## The problem
Reproduce all entries word for word.

○ ○ ○ ○ ○ ○ ○

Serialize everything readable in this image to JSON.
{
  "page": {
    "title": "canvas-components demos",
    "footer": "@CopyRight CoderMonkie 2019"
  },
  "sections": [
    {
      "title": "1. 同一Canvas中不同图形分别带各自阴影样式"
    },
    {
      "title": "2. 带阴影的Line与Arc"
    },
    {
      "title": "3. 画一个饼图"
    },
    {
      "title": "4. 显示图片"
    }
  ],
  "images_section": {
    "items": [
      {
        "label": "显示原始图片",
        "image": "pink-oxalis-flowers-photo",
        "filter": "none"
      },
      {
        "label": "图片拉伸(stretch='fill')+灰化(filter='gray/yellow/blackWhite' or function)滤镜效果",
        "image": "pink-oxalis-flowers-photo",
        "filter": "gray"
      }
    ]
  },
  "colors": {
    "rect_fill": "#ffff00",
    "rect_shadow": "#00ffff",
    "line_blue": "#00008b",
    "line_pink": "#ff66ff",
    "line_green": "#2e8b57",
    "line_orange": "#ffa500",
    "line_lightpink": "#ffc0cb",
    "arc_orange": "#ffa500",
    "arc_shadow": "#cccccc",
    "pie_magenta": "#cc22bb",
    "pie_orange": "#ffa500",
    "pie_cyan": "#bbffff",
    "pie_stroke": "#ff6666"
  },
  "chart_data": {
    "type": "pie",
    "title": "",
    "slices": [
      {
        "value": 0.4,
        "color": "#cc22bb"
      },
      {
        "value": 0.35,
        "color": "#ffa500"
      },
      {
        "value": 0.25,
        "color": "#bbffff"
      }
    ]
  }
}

○ ○ ○ ○ ○ ○ ○

## Result of this task
Serialize everything readable in this image to JSON.
{
  "page": {
    "title": "canvas-components demos",
    "footer": "@CopyRight CoderMonkie 2019"
  },
  "sections": [
    {
      "title": "1. 同一Canvas中不同图形分别带各自阴影样式"
    },
    {
      "title": "2. 带阴影的Line与Arc"
    },
    {
      "title": "3. 画一个饼图"
    },
    {
      "title": "4. 显示图片"
    }
  ],
  "images_section": {
    "items": [
      {
        "label": "显示原始图片",
        "image": "pink-oxalis-flowers-photo",
        "filter": "none"
      },
      {
        "label": "图片拉伸(stretch='fill')+灰化(filter='gray/yellow/blackWhite' or function)滤镜效果",
        "image": "pink-oxalis-flowers-photo",
        "filter": "gray"
      }
    ]
  },
  "colors": {
    "rect_fill": "#ffff00",
    "rect_shadow": "#00ffff",
    "line_blue": "#00008b",
    "line_pink": "#ff66ff",
    "line_green": "#2e8b57",
    "line_orange": "#ffa500",
    "line_lightpink": "#ffc0cb",
    "arc_orange": "#ffa500",
    "arc_shadow": "#cccccc",
    "pie_magenta": "#cc22bb",
    "pie_orange": "#ffa500",
    "pie_cyan": "#bbffff",
    "pie_stroke": "#ff6666"
  },
  "chart_data": {
    "type": "pie",
    "title": "",
    "slices": [
      {
        "value": 0.4,
        "color": "#cc22bb"
      },
      {
        "value": 0.35,
        "color": "#ffa500"
      },
      {
        "value": 0.25,
        "color": "#bbffff"
      }
    ]
  }
}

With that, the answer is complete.